Data entries:
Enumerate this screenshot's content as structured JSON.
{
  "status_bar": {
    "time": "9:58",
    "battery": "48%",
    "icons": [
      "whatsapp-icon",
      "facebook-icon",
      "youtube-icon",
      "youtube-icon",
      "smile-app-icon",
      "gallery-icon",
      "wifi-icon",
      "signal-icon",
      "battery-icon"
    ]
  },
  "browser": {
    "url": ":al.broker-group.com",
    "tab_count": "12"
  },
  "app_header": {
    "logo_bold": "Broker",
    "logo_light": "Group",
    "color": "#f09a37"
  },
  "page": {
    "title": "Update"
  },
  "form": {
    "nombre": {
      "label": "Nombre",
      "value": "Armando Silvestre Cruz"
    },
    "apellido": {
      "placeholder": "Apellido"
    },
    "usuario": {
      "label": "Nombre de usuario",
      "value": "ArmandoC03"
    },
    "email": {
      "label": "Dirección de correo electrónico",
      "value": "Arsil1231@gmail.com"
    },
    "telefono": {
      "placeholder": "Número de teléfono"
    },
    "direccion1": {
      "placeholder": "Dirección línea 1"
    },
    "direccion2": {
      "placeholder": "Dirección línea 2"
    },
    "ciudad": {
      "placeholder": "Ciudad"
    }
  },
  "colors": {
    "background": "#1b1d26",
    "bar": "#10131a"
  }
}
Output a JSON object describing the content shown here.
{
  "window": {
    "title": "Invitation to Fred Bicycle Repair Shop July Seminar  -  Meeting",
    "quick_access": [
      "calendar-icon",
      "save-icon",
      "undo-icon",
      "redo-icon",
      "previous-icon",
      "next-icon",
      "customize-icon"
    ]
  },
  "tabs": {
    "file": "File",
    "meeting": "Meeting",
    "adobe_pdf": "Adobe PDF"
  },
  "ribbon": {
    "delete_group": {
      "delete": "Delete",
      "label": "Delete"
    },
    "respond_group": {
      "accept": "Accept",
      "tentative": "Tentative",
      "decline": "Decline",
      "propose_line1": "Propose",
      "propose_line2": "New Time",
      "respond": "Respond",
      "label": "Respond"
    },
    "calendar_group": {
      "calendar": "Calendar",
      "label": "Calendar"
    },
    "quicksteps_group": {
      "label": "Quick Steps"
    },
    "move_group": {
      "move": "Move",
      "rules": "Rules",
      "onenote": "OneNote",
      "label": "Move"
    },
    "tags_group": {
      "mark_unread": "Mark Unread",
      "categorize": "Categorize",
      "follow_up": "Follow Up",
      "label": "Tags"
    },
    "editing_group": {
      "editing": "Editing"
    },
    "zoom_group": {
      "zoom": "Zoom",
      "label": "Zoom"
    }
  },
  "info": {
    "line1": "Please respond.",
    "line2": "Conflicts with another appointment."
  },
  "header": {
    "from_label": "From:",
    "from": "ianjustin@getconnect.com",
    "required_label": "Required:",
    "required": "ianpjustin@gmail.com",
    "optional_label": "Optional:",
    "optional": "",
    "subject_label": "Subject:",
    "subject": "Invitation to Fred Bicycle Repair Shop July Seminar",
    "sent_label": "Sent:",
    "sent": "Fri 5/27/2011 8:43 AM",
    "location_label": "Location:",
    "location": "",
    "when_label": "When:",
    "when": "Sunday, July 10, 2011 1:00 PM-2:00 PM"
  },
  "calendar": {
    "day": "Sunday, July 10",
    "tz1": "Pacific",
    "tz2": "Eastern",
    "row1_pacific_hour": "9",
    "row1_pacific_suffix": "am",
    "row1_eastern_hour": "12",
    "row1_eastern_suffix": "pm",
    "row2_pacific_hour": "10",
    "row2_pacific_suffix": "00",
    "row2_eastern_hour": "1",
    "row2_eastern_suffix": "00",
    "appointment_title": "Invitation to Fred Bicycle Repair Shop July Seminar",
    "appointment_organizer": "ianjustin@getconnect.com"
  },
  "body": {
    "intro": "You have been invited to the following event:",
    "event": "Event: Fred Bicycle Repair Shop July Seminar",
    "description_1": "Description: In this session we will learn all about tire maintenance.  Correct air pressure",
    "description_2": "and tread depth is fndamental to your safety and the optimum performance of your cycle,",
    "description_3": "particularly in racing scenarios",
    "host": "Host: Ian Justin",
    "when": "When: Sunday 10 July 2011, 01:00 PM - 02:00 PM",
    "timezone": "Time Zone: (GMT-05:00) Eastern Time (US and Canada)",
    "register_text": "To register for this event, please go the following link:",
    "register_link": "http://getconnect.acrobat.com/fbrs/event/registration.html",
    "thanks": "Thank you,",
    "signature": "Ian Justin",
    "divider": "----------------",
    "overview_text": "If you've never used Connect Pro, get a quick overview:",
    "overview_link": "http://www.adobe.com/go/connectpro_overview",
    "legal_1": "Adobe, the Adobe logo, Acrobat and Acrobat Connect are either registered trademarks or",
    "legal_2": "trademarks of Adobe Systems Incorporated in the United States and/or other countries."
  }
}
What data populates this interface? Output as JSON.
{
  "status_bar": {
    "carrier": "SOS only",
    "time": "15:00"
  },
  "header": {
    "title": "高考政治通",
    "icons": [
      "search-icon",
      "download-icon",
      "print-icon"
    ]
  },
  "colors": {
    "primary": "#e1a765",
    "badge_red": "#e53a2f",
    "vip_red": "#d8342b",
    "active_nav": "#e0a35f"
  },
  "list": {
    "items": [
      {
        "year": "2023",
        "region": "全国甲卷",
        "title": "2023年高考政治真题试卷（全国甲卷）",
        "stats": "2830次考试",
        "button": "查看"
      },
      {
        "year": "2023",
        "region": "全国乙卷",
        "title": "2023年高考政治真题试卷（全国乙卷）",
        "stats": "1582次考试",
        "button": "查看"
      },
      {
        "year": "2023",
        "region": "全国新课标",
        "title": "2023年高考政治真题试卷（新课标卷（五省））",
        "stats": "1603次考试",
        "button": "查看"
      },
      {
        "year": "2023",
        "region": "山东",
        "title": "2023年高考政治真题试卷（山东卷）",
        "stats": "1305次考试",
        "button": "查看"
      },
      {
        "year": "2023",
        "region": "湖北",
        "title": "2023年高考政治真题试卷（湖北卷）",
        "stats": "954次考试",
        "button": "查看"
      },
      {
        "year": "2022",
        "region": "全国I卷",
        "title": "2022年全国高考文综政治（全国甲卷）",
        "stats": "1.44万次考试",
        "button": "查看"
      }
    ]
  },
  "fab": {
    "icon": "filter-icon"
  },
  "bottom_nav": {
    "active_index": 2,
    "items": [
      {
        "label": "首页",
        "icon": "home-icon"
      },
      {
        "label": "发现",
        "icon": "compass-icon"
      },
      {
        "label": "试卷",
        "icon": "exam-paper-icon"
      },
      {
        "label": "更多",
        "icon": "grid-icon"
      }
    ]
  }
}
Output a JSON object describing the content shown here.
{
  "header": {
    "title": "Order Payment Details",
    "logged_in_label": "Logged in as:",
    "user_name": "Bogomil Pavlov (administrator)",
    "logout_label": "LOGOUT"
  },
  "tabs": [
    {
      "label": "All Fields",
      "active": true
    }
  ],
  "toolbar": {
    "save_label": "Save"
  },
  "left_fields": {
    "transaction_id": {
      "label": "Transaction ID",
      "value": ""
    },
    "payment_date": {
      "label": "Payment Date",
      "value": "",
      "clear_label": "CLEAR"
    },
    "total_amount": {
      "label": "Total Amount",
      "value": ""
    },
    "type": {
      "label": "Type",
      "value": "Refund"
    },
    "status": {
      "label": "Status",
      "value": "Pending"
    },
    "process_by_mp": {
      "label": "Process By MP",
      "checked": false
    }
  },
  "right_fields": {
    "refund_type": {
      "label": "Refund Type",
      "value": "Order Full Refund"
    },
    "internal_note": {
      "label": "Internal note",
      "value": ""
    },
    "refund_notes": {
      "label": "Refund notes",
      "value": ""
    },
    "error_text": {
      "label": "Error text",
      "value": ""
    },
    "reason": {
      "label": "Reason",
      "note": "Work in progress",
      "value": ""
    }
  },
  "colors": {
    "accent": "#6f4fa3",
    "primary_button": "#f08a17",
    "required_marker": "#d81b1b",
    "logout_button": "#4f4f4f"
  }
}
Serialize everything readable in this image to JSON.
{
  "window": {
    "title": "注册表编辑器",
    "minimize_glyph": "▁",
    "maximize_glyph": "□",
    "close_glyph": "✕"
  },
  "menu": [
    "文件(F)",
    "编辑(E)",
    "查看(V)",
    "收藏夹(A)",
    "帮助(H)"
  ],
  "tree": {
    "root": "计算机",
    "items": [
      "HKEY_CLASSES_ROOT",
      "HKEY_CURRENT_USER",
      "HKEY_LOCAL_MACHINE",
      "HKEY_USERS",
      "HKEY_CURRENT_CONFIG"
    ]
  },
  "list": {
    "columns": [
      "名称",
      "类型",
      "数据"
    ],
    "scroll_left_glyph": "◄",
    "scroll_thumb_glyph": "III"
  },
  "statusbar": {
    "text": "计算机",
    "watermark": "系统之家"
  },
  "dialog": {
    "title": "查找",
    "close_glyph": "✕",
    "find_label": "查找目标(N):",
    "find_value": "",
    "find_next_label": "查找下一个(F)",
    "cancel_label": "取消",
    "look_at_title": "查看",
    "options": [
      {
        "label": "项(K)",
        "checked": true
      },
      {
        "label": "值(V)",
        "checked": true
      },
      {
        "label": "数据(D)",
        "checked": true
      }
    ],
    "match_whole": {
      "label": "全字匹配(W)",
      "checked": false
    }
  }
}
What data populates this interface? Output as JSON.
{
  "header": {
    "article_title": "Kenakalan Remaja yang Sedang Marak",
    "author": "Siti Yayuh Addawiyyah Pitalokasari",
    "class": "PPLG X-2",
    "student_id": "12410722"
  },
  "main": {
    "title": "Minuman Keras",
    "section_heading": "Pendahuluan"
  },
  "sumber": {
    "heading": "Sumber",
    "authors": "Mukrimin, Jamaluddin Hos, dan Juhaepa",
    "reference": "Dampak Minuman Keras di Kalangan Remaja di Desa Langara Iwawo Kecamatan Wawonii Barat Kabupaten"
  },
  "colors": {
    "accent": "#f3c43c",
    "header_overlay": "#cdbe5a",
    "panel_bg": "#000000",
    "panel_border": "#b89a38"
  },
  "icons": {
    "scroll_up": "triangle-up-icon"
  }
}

_WRITTEN PROBLEM_. Determine how many lines of the listing above include the word "this", and report that number only.

_COMPLETED EXERCISE_. 6